- **Aim of the task**
Pick out all lines in the listing holding the string "title" and copy them.

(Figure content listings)
● ● ● ●

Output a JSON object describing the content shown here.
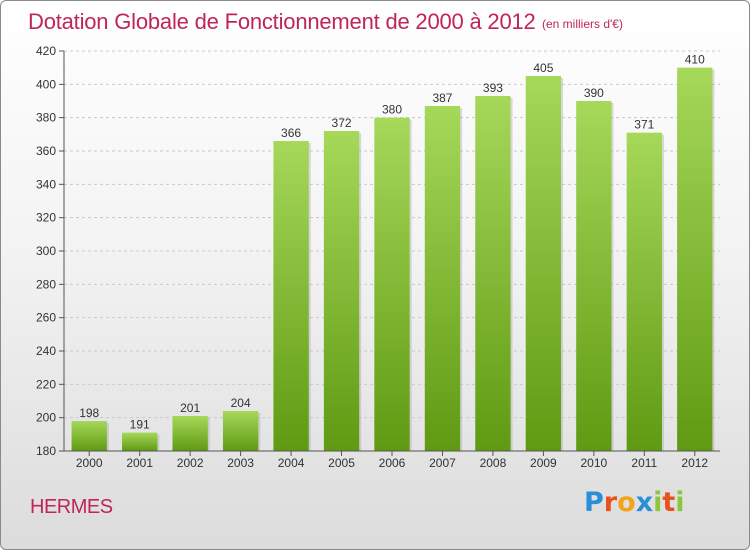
{
  "title": "Dotation Globale de Fonctionnement de 2000 à 2012",
  "unit_note": "(en milliers d'€)",
  "commune": "HERMES",
  "logo": {
    "letters": [
      "P",
      "r",
      "o",
      "x",
      "i",
      "t",
      "i"
    ],
    "colors": [
      "#2a8fd8",
      "#e8501d",
      "#f2a51a",
      "#2a8fd8",
      "#8cc63f",
      "#e8501d",
      "#8cc63f"
    ]
  },
  "colors": {
    "title": "#c0245c",
    "bar_top": "#a6d85a",
    "bar_bottom": "#5f9a12",
    "grid": "#c9c9c9"
  },
  "chart_data": {
    "type": "bar",
    "categories": [
      "2000",
      "2001",
      "2002",
      "2003",
      "2004",
      "2005",
      "2006",
      "2007",
      "2008",
      "2009",
      "2010",
      "2011",
      "2012"
    ],
    "values": [
      198,
      191,
      201,
      204,
      366,
      372,
      380,
      387,
      393,
      405,
      390,
      371,
      410
    ],
    "ylim": [
      180,
      420
    ],
    "yticks": [
      180,
      200,
      220,
      240,
      260,
      280,
      300,
      320,
      340,
      360,
      380,
      400,
      420
    ],
    "grid": true,
    "grid_style": "dashed horizontal",
    "xlabel": "",
    "ylabel": ""
  }
}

● ● ● ●

- **Task answer**
  "title": "Dotation Globale de Fonctionnement de 2000 à 2012",
    "title": "#c0245c",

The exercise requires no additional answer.